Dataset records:
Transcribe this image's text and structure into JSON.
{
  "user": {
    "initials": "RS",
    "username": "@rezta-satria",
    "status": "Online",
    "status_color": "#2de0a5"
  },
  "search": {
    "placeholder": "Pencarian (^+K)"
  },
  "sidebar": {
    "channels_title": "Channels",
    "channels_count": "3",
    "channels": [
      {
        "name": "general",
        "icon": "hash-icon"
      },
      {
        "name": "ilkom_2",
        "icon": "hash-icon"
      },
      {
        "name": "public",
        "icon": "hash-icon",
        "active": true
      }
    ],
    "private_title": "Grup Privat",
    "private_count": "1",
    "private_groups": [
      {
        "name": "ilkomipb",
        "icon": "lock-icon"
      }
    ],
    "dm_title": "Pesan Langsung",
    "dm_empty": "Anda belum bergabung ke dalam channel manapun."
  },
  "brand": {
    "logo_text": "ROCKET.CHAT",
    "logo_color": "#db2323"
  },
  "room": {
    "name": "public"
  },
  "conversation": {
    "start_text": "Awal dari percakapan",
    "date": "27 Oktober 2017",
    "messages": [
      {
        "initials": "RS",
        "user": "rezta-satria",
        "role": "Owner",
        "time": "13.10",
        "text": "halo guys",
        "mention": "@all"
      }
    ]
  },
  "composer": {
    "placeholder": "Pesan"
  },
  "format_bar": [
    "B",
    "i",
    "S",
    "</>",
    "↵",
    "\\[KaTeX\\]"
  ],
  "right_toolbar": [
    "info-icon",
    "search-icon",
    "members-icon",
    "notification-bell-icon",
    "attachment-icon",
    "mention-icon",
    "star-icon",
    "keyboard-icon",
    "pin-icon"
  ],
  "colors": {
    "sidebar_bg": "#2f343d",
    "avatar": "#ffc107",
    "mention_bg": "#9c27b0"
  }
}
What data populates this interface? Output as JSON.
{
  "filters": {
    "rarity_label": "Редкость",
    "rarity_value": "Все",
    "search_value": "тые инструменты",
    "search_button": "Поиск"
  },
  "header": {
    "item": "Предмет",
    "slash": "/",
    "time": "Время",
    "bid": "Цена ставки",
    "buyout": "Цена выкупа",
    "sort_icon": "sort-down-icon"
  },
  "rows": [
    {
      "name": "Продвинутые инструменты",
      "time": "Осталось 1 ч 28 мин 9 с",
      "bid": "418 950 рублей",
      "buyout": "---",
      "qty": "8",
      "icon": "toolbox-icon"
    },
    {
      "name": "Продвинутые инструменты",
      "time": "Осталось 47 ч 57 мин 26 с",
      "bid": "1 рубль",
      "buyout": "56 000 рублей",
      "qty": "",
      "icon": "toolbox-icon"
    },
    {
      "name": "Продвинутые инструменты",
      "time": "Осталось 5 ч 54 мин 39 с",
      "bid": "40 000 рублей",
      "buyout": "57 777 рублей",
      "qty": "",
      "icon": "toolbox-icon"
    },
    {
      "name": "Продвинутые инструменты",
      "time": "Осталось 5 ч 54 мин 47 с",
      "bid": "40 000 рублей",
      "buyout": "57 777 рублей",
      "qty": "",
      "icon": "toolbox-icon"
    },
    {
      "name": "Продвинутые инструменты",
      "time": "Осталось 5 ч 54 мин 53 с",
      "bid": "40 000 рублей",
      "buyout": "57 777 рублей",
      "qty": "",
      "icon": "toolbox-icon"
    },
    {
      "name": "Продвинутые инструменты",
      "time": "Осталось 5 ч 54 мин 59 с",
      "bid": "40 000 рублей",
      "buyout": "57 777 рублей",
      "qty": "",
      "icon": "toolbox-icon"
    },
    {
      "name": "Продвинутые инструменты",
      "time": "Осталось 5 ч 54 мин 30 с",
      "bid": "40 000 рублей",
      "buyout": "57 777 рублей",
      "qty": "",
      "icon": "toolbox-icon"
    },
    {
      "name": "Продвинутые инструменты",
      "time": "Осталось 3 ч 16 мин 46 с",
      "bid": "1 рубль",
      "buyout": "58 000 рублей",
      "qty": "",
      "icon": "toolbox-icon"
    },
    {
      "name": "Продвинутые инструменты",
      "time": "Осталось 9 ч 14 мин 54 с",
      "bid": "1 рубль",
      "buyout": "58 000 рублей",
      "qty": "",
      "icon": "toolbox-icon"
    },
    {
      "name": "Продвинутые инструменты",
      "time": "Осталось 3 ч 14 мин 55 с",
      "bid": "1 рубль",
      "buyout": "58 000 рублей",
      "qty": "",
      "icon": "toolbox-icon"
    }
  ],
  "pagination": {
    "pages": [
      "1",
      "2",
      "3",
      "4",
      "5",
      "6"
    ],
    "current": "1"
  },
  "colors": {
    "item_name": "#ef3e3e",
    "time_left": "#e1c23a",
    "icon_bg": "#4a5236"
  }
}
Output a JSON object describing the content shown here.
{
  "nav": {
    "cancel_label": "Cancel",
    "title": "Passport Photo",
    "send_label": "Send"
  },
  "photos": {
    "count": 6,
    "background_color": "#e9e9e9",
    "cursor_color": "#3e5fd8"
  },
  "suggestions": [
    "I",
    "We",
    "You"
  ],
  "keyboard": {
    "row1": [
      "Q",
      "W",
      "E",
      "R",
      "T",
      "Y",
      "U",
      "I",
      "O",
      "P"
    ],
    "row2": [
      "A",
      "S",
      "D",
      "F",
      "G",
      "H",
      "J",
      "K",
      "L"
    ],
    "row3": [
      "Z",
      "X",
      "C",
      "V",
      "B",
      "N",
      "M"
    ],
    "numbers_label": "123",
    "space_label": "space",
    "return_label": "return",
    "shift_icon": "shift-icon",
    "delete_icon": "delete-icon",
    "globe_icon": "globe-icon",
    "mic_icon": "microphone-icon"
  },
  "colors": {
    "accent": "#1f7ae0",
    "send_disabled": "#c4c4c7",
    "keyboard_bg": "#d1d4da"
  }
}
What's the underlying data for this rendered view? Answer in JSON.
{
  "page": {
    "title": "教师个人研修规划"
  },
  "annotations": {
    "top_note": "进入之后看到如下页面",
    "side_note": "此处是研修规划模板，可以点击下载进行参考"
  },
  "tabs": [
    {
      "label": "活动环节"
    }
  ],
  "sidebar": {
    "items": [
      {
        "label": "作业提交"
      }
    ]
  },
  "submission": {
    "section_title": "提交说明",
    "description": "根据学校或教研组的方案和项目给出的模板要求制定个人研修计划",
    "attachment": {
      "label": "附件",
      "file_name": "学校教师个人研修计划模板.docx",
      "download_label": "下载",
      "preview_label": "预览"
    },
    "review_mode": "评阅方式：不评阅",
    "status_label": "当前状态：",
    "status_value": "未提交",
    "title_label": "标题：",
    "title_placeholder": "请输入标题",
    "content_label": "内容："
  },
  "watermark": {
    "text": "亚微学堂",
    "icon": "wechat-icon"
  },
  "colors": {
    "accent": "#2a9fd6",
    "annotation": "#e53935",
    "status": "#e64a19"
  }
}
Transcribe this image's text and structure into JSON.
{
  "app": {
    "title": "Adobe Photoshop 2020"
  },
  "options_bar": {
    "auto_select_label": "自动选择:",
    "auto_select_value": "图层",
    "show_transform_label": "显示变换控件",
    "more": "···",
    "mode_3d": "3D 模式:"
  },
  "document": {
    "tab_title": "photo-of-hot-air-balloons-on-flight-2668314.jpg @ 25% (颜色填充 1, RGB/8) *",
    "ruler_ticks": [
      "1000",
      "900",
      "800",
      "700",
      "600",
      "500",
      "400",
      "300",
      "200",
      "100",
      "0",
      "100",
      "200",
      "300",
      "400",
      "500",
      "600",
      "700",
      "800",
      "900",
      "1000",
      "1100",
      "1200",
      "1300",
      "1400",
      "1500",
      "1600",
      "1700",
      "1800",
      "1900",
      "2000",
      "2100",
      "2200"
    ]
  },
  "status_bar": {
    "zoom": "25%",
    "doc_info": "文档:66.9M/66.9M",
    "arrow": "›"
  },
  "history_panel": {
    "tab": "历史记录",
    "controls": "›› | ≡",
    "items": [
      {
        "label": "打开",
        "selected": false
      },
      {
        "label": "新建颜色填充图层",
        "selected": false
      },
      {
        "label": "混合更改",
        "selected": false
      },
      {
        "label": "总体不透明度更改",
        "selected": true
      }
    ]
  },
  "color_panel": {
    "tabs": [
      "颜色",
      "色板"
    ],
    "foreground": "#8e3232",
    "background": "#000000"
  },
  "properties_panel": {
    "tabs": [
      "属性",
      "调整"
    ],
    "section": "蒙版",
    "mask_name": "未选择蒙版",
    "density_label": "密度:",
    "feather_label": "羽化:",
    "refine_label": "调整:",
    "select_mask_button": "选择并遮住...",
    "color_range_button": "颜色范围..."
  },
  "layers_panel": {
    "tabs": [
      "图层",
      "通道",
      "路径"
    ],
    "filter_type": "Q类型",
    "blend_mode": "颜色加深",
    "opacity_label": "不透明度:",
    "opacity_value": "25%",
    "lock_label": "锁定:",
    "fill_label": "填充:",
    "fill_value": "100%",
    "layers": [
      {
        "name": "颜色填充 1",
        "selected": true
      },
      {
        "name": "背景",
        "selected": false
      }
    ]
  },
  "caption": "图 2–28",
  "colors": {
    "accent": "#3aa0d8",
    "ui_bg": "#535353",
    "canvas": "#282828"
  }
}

Required work: Pick out the lines containing the word "satria" and show them.

Complete response:
    "username": "@rezta-satria",
        "user": "rezta-satria",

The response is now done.